### TÂCHE DONNÉE 1
Dans le passage fourni, contre quoi le soldat mutilé s'adosse-t-il avant de saluer ?

### PASSAGE FOURNI
▼

La plupart ne bougeaient plus, de ces créatures cadavériques qui, la 

veille, déambulaient encore. Plusieurs cependant s'obstinaient à 

vivre ; -le boche est têtu-, rampant d'un trou dans l'autre, et jouant

avec les marmites de chez eux un macabre jeu de cache-cache. L'un 

d'eux était horrible à voir, avec une face de nègre tuméfiée, des lèvres

fendues, les dents cassées, loqueteux, crasseux, puant la charogne

à plein nez. Il semblait pourrir vivant. Son oeil arraché pen-

dait jusqu'au milieu de sa joue sanguinolente. S'adossant à 

une grosse pierre, ce cadavre trouva moyen de saluer après avoir

replié ses jambes devant moi. J'avais des nausées et une envie

folle de l'achever à coups de pistolet. Les poilus m'assurèrent

qu'on ne l'avait pas entendu se plaindre.

▲

### ENTRÉE
▼

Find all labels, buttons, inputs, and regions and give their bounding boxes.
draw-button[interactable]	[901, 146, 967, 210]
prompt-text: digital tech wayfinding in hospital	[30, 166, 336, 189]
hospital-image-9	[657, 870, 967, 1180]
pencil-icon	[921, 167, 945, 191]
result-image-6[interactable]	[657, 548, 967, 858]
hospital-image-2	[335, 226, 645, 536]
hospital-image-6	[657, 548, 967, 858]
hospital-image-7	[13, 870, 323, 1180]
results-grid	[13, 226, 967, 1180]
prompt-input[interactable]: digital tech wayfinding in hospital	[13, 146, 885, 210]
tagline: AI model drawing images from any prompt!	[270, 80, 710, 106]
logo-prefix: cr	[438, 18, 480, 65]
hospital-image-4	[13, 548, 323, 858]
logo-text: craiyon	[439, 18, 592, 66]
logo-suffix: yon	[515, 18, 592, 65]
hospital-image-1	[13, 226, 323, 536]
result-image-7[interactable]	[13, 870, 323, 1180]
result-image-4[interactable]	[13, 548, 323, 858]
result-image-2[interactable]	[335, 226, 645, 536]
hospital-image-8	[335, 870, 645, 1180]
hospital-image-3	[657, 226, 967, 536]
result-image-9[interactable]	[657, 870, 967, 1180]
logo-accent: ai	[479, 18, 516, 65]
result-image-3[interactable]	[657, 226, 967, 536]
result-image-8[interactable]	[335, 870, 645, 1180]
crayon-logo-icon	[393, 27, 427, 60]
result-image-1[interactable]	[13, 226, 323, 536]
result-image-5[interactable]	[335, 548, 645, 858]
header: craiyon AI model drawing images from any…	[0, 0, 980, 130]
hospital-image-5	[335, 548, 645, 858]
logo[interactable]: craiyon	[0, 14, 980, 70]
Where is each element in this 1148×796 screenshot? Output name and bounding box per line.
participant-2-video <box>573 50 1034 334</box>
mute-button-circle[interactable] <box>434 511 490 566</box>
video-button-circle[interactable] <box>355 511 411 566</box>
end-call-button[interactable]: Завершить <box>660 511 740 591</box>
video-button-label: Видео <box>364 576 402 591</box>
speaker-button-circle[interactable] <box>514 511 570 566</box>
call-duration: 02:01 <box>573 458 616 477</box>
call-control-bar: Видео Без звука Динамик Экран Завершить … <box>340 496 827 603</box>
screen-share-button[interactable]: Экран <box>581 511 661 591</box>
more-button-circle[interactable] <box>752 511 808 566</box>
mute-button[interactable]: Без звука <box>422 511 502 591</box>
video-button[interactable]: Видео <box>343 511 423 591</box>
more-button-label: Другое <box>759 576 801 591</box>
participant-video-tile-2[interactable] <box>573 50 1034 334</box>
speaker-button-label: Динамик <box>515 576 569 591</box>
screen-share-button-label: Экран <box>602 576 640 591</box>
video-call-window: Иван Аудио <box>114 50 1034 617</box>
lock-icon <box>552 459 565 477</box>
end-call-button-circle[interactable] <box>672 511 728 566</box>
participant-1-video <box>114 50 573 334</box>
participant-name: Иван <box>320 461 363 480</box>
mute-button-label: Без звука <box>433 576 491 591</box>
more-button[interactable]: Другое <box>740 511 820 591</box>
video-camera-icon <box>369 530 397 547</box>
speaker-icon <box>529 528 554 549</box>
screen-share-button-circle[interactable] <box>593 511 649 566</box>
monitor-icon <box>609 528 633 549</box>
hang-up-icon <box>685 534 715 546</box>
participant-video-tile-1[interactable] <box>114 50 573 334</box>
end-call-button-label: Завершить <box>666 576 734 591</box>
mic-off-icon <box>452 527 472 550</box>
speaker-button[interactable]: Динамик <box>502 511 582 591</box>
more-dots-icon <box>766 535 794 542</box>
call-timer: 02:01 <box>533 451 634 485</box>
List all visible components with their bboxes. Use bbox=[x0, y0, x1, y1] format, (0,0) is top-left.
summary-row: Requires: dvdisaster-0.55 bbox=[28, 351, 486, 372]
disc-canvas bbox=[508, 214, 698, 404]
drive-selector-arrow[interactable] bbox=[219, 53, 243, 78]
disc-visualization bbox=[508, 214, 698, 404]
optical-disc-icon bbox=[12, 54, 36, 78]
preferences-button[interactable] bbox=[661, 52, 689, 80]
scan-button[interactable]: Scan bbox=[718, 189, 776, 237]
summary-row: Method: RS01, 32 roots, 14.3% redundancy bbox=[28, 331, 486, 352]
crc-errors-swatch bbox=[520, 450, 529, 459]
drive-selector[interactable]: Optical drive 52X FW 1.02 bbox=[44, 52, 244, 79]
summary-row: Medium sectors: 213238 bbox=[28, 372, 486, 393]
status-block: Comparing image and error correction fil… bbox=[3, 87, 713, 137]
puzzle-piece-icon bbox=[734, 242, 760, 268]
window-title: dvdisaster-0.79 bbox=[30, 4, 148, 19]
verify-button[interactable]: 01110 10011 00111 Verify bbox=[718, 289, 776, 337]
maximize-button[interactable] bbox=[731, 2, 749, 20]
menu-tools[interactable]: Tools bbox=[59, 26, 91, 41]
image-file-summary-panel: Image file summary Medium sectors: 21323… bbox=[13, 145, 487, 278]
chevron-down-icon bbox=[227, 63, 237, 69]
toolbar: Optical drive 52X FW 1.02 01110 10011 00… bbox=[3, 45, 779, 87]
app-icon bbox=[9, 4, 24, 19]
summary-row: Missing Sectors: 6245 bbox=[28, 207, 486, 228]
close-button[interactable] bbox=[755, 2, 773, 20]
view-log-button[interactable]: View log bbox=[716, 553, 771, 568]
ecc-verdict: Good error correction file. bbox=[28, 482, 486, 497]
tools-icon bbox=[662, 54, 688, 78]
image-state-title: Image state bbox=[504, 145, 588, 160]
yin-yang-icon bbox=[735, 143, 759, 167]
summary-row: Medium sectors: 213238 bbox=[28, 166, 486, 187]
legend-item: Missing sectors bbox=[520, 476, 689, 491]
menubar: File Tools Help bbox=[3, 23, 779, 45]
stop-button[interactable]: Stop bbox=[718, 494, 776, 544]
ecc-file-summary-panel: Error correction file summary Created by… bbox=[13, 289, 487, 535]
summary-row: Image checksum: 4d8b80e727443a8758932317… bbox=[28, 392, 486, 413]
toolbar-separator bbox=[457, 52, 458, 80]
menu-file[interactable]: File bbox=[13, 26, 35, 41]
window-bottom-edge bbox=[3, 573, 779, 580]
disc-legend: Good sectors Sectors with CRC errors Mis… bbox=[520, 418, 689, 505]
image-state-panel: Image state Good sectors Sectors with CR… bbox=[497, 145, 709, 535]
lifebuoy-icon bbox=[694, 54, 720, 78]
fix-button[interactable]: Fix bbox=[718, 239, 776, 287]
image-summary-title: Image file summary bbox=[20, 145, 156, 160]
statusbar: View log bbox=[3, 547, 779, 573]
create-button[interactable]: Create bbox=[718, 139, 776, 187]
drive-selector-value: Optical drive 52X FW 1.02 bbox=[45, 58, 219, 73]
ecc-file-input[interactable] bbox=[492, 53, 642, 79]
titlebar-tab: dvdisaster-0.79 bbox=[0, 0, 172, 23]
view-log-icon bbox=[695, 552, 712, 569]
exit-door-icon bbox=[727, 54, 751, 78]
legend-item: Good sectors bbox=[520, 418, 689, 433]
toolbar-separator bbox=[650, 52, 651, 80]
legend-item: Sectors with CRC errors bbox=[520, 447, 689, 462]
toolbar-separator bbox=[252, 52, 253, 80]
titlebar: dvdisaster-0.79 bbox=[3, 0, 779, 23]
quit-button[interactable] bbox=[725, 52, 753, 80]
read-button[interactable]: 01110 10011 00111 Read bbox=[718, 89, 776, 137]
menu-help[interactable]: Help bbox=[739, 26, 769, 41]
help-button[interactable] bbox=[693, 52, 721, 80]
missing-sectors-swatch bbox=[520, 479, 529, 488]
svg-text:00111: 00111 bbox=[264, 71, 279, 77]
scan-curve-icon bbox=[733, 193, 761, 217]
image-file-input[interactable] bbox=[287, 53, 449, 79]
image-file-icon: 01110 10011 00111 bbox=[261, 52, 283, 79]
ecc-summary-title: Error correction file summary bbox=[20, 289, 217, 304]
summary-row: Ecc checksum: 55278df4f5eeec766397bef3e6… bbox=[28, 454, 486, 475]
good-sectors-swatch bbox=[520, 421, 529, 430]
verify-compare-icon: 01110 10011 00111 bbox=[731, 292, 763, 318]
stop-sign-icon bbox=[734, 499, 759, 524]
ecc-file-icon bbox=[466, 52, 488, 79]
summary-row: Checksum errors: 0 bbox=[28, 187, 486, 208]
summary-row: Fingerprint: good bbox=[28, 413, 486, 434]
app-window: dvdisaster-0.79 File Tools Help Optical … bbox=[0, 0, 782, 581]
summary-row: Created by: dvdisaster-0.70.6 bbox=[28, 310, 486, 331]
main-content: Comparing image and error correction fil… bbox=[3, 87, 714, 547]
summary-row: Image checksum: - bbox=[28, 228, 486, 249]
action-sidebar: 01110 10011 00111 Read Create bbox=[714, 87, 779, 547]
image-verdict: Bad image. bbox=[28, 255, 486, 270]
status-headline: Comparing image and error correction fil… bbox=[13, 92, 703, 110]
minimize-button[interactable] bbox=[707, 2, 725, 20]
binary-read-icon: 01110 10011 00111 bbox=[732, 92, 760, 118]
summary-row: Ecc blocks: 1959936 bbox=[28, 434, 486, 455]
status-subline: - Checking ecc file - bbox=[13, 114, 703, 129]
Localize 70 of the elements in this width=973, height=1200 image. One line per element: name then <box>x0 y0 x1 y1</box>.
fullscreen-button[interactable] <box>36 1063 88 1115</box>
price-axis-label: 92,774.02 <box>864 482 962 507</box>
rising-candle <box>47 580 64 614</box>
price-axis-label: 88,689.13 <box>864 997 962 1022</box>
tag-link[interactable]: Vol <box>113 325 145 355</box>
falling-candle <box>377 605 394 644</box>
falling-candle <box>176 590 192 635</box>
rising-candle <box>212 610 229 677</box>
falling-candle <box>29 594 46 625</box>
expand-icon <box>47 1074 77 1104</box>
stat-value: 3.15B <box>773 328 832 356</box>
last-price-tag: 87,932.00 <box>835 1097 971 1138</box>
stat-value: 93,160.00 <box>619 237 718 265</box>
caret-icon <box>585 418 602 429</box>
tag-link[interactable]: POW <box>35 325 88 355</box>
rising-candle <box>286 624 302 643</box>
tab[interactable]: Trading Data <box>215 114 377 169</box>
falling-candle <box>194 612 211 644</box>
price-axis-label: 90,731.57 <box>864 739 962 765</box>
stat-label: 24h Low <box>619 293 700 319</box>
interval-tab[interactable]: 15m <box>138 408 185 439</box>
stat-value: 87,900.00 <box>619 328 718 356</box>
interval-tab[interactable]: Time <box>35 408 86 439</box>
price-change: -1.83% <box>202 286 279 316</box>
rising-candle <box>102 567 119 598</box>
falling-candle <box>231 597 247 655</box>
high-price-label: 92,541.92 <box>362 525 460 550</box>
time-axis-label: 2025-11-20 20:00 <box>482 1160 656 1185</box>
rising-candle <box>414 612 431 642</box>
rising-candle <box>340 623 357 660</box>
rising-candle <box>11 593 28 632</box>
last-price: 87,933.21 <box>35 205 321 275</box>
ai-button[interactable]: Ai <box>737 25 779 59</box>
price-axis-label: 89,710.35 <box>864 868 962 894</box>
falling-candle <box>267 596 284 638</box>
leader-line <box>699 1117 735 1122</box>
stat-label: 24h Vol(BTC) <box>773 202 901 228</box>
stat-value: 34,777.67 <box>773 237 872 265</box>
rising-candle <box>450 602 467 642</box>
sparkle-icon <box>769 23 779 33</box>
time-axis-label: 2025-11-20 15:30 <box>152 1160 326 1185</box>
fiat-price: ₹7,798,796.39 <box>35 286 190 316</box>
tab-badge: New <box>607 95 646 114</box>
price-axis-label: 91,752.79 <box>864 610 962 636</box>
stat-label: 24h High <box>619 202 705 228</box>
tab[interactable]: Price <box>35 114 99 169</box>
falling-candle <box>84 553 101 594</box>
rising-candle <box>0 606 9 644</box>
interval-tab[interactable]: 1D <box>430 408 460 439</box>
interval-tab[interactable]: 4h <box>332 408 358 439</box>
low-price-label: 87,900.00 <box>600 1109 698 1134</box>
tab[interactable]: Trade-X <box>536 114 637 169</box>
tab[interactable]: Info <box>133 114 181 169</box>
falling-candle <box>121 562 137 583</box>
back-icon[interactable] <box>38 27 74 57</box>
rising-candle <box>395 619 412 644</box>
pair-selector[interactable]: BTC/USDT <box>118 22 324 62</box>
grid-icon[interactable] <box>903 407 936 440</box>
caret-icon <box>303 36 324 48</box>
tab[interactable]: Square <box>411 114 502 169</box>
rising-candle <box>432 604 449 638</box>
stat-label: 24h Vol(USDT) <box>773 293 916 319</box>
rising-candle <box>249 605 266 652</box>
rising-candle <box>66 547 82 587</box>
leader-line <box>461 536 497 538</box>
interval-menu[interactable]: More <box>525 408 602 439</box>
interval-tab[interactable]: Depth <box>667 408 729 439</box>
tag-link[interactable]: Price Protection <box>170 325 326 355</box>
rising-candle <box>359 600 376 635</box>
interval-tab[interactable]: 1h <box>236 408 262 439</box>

▲

### TÂCHE DONNÉE 2
Extrayez de la liste chaque ligne qui contient la chaîne "video".

### RÉSULTAT CORRECT 1
Contre une grosse pierre.

### RÉSULTAT CORRECT 2
participant-2-video <box>573 50 1034 334</box>
video-button-circle[interactable] <box>355 511 411 566</box>
video-button-label: Видео <box>364 576 402 591</box>
video-button[interactable]: Видео <box>343 511 423 591</box>
participant-video-tile-2[interactable] <box>573 50 1034 334</box>
video-call-window: Иван Аудио <box>114 50 1034 617</box>
participant-1-video <box>114 50 573 334</box>
video-camera-icon <box>369 530 397 547</box>
participant-video-tile-1[interactable] <box>114 50 573 334</box>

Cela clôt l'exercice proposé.